> _OBJECTIVE_
Gather every line holding the string "from".

> _DATA SECTION_
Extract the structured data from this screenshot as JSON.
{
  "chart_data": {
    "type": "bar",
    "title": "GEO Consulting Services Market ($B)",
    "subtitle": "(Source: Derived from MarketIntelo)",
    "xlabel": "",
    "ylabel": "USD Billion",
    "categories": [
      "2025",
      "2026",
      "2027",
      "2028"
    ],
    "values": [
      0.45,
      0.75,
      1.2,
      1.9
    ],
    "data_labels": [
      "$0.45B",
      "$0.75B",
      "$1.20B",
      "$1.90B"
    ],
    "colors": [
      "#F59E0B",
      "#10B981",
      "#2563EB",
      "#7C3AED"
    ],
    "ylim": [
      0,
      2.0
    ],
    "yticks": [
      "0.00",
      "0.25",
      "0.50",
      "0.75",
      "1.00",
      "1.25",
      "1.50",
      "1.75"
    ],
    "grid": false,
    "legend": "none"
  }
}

> _THE RESULT_
Extract the structured data from this screenshot as JSON.
    "subtitle": "(Source: Derived from MarketIntelo)",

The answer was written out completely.